### Source material ###

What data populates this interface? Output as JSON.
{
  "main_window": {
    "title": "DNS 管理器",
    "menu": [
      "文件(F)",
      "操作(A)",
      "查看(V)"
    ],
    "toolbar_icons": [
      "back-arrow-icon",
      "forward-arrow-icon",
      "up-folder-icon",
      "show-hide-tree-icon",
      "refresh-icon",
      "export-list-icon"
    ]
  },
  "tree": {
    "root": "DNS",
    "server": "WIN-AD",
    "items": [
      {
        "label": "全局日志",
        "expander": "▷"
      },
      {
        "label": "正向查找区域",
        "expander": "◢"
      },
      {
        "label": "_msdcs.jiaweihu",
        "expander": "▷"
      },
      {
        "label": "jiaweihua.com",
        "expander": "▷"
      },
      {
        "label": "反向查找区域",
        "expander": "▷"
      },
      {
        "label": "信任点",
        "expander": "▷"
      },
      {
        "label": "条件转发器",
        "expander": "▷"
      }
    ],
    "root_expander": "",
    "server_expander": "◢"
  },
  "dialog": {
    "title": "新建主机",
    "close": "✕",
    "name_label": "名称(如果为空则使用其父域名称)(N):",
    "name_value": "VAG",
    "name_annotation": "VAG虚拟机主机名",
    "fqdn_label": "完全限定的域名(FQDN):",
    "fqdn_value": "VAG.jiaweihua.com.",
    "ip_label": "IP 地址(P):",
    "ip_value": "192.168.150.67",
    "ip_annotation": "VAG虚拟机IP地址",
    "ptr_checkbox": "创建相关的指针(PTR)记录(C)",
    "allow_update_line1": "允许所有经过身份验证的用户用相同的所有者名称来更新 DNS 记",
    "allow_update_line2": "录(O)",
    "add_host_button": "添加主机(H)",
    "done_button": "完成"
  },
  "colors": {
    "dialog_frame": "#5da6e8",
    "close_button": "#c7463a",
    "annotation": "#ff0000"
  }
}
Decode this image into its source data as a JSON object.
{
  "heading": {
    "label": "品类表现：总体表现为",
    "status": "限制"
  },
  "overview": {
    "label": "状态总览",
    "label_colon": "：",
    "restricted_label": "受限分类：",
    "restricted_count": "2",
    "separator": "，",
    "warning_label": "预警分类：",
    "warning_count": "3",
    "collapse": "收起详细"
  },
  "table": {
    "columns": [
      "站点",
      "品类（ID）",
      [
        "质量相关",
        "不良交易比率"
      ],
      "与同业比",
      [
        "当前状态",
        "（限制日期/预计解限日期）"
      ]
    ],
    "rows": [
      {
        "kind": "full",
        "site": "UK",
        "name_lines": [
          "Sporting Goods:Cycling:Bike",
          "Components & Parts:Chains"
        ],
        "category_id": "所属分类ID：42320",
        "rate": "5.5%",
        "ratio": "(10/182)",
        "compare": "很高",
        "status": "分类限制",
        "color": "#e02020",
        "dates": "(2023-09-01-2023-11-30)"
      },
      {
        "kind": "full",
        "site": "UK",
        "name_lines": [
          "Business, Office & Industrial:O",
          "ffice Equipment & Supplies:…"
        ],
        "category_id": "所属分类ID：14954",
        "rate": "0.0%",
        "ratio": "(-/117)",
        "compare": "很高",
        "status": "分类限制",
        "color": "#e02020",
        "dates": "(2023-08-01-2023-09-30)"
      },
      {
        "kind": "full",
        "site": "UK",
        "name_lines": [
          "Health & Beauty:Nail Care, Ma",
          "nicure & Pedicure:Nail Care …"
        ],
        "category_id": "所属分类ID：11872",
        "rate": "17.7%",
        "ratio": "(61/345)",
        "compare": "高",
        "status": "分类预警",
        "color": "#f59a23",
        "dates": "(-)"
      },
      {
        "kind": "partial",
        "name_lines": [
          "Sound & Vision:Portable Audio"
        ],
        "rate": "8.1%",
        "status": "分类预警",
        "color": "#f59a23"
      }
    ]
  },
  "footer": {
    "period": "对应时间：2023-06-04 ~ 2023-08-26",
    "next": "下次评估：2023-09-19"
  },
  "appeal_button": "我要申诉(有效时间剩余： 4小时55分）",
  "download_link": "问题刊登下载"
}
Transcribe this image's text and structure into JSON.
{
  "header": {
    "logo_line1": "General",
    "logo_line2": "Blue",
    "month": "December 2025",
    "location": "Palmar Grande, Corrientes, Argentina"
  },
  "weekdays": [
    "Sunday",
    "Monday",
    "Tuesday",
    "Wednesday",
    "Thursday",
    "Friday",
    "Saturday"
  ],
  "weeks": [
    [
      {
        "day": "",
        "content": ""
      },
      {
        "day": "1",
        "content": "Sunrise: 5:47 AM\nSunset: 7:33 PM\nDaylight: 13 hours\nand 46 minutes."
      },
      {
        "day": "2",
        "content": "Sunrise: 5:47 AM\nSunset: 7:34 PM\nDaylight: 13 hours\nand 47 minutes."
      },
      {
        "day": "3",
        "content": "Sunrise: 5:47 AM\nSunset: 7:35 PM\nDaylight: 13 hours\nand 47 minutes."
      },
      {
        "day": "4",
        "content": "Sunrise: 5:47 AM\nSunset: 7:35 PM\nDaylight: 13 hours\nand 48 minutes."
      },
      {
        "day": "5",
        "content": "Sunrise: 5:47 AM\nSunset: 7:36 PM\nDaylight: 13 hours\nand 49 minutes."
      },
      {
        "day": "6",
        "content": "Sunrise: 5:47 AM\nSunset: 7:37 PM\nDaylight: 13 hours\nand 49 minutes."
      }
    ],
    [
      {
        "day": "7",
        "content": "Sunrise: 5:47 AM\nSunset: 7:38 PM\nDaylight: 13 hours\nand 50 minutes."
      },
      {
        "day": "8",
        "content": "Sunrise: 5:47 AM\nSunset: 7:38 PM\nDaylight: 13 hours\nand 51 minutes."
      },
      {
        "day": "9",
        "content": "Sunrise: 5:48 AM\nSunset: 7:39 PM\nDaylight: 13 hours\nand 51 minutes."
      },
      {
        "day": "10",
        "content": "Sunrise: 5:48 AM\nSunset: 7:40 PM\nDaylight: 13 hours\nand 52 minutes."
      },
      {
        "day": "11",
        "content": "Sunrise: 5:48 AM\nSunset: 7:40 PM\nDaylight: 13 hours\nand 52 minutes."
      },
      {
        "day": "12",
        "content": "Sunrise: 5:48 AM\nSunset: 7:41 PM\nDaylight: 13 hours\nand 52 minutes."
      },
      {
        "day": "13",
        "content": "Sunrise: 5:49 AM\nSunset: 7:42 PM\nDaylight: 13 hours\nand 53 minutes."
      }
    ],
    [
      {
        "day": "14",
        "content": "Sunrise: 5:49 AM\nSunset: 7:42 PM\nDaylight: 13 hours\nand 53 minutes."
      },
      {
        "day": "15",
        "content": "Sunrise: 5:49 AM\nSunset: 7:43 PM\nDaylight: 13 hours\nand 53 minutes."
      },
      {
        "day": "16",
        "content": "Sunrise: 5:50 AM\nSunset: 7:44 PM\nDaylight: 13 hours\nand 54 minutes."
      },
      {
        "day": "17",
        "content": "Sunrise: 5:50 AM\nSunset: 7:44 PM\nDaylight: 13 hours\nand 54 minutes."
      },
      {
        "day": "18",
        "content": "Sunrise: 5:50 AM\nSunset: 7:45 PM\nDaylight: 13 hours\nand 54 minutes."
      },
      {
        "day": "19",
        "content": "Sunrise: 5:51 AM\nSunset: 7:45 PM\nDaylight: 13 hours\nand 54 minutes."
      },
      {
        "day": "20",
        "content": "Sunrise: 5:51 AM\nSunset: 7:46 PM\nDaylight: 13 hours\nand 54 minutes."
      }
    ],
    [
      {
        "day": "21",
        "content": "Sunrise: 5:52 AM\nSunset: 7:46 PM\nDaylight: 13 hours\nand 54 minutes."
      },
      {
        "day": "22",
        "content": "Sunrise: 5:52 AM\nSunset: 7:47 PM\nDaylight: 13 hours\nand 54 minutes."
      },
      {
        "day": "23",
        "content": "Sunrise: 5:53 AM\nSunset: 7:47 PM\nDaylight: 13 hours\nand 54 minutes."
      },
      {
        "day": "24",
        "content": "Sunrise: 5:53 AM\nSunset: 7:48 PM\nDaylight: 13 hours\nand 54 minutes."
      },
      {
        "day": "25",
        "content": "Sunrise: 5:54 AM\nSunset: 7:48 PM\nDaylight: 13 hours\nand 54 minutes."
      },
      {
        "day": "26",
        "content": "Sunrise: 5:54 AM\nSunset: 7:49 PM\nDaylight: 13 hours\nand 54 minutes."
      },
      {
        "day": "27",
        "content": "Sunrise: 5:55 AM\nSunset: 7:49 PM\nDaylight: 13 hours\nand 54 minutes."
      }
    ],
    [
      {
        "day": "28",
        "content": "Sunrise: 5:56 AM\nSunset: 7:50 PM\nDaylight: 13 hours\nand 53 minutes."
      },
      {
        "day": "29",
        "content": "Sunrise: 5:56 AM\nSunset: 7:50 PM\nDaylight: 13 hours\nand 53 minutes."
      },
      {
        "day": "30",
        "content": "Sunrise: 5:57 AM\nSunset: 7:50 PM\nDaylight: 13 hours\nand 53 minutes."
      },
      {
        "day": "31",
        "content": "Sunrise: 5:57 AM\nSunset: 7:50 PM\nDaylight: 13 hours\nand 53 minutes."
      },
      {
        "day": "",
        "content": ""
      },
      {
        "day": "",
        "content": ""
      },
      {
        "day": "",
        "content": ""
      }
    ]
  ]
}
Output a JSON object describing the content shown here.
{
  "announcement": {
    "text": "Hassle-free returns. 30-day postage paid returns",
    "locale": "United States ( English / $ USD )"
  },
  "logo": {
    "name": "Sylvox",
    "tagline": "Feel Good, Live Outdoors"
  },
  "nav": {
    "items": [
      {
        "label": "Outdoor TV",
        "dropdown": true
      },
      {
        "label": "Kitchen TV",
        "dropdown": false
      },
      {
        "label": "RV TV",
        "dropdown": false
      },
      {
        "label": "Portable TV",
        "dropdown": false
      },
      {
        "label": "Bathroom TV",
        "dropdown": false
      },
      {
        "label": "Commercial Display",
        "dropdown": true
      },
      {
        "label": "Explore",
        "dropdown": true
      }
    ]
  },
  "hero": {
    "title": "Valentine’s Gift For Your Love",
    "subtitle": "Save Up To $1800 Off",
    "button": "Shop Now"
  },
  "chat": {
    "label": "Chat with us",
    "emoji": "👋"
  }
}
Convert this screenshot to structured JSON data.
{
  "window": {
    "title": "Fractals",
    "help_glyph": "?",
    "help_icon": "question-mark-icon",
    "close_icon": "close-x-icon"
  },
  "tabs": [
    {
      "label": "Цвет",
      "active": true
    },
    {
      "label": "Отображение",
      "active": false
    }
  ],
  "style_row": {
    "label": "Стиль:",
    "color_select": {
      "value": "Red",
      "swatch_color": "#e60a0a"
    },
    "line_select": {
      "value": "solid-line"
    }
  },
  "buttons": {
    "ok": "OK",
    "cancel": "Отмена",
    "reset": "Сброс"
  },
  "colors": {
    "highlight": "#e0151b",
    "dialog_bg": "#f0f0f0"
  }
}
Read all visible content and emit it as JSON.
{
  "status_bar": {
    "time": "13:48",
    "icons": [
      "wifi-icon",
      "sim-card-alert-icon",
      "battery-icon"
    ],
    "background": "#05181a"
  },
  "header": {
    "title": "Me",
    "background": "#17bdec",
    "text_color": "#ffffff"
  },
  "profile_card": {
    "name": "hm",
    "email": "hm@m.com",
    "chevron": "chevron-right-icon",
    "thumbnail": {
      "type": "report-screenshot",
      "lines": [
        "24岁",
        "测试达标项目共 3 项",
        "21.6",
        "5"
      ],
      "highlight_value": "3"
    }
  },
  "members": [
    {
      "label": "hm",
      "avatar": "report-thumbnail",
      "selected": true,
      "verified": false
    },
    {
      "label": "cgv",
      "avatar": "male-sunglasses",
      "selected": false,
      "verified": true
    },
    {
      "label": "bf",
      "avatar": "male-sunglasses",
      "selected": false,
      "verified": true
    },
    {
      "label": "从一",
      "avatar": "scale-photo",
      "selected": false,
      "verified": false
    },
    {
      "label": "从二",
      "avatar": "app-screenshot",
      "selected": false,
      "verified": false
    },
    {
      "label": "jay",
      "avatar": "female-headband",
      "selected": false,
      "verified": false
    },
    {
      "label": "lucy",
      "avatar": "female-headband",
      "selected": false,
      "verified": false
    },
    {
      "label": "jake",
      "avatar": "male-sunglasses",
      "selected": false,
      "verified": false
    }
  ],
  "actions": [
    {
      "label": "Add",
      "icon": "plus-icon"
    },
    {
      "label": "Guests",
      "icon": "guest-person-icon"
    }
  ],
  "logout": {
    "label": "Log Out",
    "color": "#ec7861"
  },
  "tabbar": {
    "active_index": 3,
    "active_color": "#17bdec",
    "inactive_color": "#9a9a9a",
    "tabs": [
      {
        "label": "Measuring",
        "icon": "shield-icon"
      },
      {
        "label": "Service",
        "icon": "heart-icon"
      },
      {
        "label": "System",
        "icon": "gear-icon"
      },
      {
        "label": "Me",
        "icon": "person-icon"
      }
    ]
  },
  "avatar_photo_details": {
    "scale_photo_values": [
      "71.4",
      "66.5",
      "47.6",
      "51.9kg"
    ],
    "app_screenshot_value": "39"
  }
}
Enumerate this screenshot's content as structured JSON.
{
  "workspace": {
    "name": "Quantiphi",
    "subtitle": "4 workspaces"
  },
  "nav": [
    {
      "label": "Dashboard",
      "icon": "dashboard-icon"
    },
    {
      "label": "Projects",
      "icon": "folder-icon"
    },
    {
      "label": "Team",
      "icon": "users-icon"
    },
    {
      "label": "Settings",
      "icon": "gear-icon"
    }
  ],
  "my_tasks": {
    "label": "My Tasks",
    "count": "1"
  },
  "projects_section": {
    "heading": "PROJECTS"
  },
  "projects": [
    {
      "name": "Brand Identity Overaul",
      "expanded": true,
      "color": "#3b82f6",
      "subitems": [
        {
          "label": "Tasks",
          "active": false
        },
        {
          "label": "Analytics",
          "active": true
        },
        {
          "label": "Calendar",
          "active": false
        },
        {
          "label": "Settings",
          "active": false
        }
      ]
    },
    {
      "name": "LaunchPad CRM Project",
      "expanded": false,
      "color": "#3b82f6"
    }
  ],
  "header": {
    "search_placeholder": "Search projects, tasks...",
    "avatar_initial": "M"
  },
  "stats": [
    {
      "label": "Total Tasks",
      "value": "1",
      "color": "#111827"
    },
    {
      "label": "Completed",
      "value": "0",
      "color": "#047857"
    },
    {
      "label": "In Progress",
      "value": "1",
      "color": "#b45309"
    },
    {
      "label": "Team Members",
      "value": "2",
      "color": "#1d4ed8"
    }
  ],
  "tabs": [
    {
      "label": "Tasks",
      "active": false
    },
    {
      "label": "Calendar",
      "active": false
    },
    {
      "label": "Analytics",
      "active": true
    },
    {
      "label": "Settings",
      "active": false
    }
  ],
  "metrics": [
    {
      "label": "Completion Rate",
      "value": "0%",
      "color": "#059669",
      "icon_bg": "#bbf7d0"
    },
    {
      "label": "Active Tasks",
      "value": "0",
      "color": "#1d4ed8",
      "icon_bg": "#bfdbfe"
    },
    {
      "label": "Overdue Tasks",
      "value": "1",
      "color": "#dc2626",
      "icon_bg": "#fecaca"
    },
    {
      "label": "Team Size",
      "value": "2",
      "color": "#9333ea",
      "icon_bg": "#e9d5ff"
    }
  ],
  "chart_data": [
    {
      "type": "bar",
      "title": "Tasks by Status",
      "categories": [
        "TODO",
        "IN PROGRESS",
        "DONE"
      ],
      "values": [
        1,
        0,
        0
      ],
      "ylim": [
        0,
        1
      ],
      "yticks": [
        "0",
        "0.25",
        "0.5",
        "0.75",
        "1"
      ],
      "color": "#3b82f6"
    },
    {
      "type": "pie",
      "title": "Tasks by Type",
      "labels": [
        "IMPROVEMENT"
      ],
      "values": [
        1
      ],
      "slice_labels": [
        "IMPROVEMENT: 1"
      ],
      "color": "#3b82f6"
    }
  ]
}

###

Aim →
Copy each line of the preceding data that contains the string "dates".

Answer below →
        "dates": "(2023-09-01-2023-11-30)"
        "dates": "(2023-08-01-2023-09-30)"
        "dates": "(-)"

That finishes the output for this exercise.